What is required:
Extract, from the records beneath this instruction, each line that contains the word "JSON".

Items listed in a dataset:
>> BEGIN
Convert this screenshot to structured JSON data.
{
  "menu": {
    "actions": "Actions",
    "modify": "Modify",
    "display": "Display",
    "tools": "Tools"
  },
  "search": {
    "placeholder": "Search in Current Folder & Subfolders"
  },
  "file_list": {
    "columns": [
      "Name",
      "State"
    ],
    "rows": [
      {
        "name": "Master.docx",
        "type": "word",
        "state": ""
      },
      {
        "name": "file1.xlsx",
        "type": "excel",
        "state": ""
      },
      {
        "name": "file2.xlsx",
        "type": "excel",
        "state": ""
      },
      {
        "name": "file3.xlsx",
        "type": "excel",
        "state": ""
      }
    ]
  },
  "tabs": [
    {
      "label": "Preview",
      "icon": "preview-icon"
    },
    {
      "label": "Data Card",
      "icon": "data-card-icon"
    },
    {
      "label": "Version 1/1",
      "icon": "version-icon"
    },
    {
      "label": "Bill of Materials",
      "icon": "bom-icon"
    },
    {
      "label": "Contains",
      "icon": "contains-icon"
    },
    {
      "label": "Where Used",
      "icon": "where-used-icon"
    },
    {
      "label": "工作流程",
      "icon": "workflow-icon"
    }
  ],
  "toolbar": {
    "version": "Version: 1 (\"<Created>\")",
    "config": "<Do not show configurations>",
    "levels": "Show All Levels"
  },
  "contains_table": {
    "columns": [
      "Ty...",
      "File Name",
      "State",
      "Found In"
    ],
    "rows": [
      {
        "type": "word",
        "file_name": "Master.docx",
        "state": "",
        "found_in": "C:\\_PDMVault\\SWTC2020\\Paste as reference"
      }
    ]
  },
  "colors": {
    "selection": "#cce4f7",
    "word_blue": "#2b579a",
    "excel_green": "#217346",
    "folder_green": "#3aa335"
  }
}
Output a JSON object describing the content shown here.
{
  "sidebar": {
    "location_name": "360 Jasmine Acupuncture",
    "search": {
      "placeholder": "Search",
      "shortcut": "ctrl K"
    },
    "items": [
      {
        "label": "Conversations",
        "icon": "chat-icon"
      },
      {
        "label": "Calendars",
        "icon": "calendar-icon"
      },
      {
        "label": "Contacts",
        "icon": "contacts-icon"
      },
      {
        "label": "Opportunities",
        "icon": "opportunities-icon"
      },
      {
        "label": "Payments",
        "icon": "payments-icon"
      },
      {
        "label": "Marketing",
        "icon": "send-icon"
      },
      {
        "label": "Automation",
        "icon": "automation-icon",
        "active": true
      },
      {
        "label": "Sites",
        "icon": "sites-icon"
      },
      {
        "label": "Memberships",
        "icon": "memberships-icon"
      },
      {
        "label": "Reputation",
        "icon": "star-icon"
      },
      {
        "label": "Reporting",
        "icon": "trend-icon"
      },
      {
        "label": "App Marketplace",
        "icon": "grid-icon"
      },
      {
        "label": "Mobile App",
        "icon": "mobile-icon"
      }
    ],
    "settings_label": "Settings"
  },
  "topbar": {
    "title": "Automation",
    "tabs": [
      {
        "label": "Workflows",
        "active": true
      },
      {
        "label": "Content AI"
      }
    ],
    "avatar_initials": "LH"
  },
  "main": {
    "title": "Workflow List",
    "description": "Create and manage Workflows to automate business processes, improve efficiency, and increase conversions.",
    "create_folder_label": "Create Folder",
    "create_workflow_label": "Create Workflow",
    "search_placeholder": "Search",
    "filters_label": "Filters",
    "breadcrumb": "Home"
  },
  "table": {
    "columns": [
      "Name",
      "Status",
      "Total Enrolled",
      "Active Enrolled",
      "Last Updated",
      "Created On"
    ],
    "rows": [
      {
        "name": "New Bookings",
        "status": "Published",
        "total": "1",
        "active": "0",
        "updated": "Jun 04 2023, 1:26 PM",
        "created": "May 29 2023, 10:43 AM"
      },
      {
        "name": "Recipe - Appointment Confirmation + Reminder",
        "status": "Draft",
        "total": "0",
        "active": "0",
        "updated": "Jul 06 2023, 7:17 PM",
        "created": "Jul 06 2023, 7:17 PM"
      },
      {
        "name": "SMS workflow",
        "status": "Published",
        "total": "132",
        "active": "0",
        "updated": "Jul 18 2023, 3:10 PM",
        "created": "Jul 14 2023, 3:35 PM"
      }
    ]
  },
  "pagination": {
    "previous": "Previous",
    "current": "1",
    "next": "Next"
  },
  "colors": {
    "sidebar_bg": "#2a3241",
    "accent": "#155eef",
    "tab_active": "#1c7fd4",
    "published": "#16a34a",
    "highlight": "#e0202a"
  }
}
>> END
Solved problem:
Convert this screenshot to structured JSON data.
Output a JSON object describing the content shown here.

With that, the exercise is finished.